* _Task details_: Copy every line of the listing that holds the string "samochodu".

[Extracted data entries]
==============================
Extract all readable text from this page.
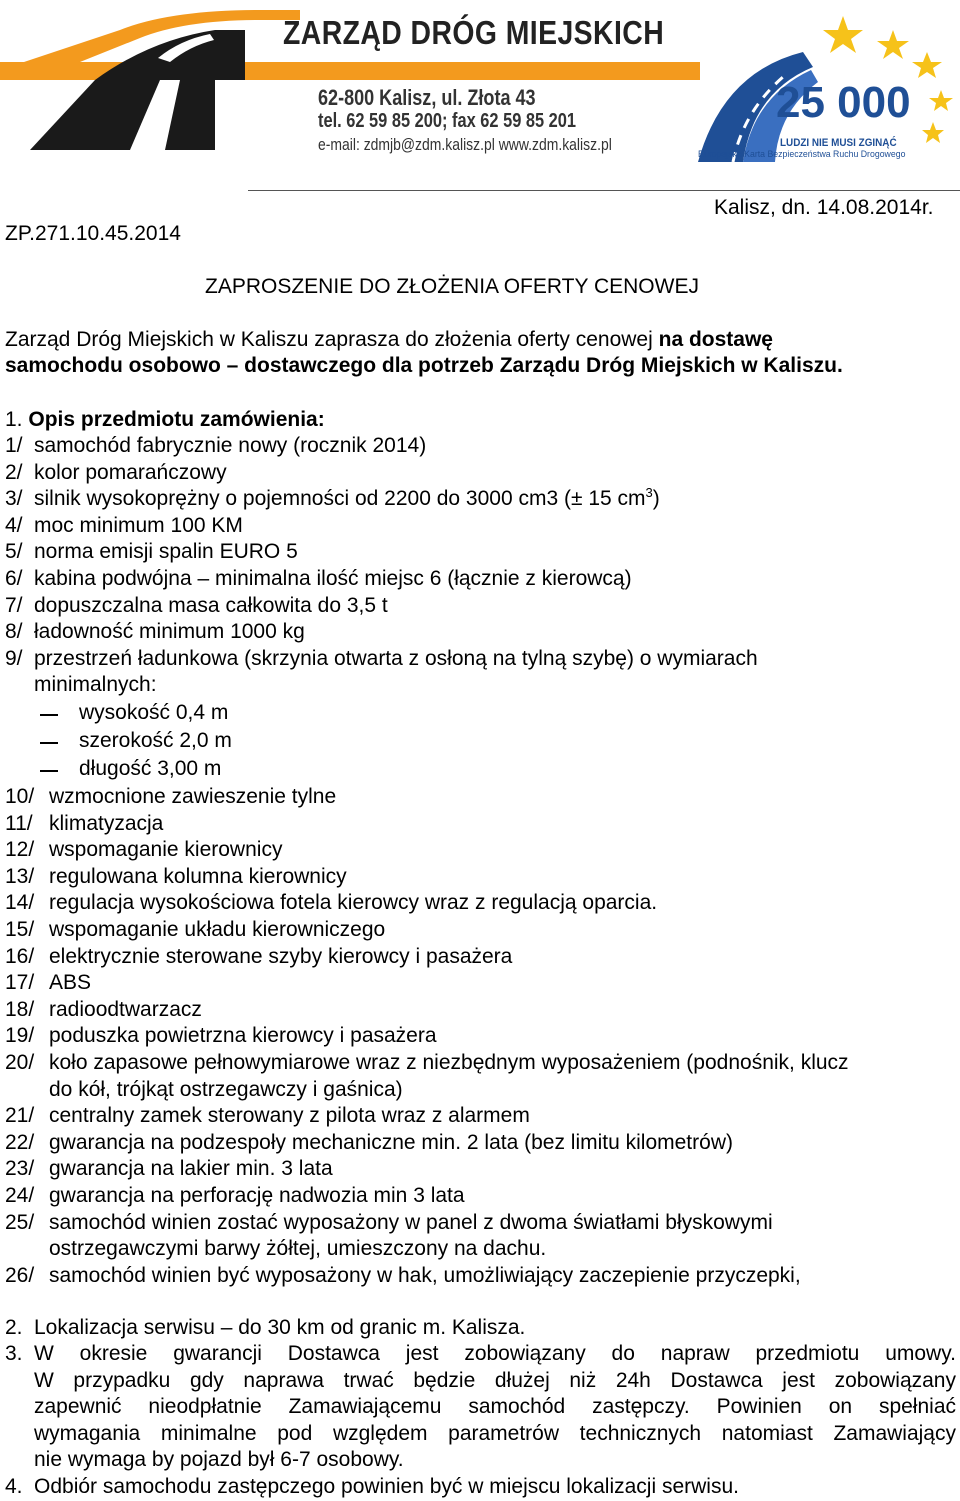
ZARZĄD DRÓG MIEJSKICH
62-800 Kalisz, ul. Złota 43
tel. 62 59 85 200; fax 62 59 85 201
e-mail: zdmjb@zdm.kalisz.pl www.zdm.kalisz.pl
25 000
LUDZI NIE MUSI ZGINĄĆ
Europejska Karta Bezpieczeństwa Ruchu Drogowego
Kalisz, dn. 14.08.2014r.
ZP.271.10.45.2014
ZAPROSZENIE DO ZŁOŻENIA OFERTY CENOWEJ
Zarząd Dróg Miejskich w Kaliszu zaprasza do złożenia oferty cenowej na dostawę
samochodu osobowo – dostawczego dla potrzeb Zarządu Dróg Miejskich w Kaliszu.
1. Opis przedmiotu zamówienia:
2. Lokalizacja serwisu – do 30 km od granic m. Kalisza.
3.
4. Odbiór samochodu zastępczego powinien być w miejscu lokalizacji serwisu.
1/ samochód fabrycznie nowy (rocznik 2014)
2/ kolor pomarańczowy
3/ silnik wysokoprężny o pojemności od 2200 do 3000 cm3 (± 15 $cm^3$)
4/ moc minimum 100 KM
5/ norma emisji spalin EURO 5
6/ kabina podwójna – minimalna ilość miejsc 6 (łącznie z kierowcą)
7/ dopuszczalna masa całkowita do 3,5 t
8/ ładowność minimum 1000 kg
9/ przestrzeń ładunkowa (skrzynia otwarta z osłoną na tylną szybę) o wymiarach
minimalnych:
wysokość 0,4 m
szerokość 2,0 m
długość 3,00 m
10/ wzmocnione zawieszenie tylne
11/ klimatyzacja
12/ wspomaganie kierownicy
13/ regulowana kolumna kierownicy
14/ regulacja wysokościowa fotela kierowcy wraz z regulacją oparcia.
15/ wspomaganie układu kierowniczego
16/ elektrycznie sterowane szyby kierowcy i pasażera
17/ ABS
18/ radioodtwarzacz
19/ poduszka powietrzna kierowcy i pasażera
20/ koło zapasowe pełnowymiarowe wraz z niezbędnym wyposażeniem (podnośnik, klucz
do kół, trójkąt ostrzegawczy i gaśnica)
21/ centralny zamek sterowany z pilota wraz z alarmem
22/ gwarancja na podzespoły mechaniczne min. 2 lata (bez limitu kilometrów)
23/ gwarancja na lakier min. 3 lata
24/ gwarancja na perforację nadwozia min 3 lata
25/ samochód winien zostać wyposażony w panel z dwoma światłami błyskowymi
ostrzegawczymi barwy żółtej, umieszczony na dachu.
26/ samochód winien być wyposażony w hak, umożliwiający zaczepienie przyczepki,
W okresie gwarancji Dostawca jest zobowiązany do napraw przedmiotu umowy.
W przypadku gdy naprawa trwać będzie dłużej niż 24h Dostawca jest zobowiązany
zapewnić nieodpłatnie Zamawiającemu samochód zastępczy. Powinien on spełniać
wymagania minimalne pod względem parametrów technicznych natomiast Zamawiający
nie wymaga by pojazd był 6-7 osobowy.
==============================
* _Reply_:
samochodu osobowo – dostawczego dla potrzeb Zarządu Dróg Miejskich w Kaliszu.
4. Odbiór samochodu zastępczego powinien być w miejscu lokalizacji serwisu.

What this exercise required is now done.